*What is expected*
Transcribe the entries that follow, word for word.

(Recorded data)

__________

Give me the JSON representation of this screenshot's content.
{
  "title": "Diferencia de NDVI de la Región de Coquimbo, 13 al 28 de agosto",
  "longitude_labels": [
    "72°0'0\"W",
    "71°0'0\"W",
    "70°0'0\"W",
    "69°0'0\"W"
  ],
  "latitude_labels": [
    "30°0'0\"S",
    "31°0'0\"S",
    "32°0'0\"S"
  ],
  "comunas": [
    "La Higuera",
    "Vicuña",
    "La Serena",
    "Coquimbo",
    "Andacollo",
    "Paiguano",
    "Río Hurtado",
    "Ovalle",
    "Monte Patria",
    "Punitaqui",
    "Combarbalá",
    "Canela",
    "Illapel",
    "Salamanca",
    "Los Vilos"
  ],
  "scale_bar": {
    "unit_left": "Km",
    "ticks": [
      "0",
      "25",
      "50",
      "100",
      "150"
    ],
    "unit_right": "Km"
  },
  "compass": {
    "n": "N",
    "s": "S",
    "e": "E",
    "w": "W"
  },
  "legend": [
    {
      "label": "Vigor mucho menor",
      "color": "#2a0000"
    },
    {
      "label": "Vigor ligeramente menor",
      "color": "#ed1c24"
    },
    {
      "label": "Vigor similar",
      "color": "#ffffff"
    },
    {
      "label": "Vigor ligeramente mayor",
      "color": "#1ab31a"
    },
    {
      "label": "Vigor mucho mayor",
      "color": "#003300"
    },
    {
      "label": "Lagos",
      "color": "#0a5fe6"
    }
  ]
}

__________

*Result of the task*
Give me the JSON representation of this screenshot's content.
{
  "title": "Diferencia de NDVI de la Región de Coquimbo, 13 al 28 de agosto",
  "longitude_labels": [
    "72°0'0\"W",
    "71°0'0\"W",
    "70°0'0\"W",
    "69°0'0\"W"
  ],
  "latitude_labels": [
    "30°0'0\"S",
    "31°0'0\"S",
    "32°0'0\"S"
  ],
  "comunas": [
    "La Higuera",
    "Vicuña",
    "La Serena",
    "Coquimbo",
    "Andacollo",
    "Paiguano",
    "Río Hurtado",
    "Ovalle",
    "Monte Patria",
    "Punitaqui",
    "Combarbalá",
    "Canela",
    "Illapel",
    "Salamanca",
    "Los Vilos"
  ],
  "scale_bar": {
    "unit_left": "Km",
    "ticks": [
      "0",
      "25",
      "50",
      "100",
      "150"
    ],
    "unit_right": "Km"
  },
  "compass": {
    "n": "N",
    "s": "S",
    "e": "E",
    "w": "W"
  },
  "legend": [
    {
      "label": "Vigor mucho menor",
      "color": "#2a0000"
    },
    {
      "label": "Vigor ligeramente menor",
      "color": "#ed1c24"
    },
    {
      "label": "Vigor similar",
      "color": "#ffffff"
    },
    {
      "label": "Vigor ligeramente mayor",
      "color": "#1ab31a"
    },
    {
      "label": "Vigor mucho mayor",
      "color": "#003300"
    },
    {
      "label": "Lagos",
      "color": "#0a5fe6"
    }
  ]
}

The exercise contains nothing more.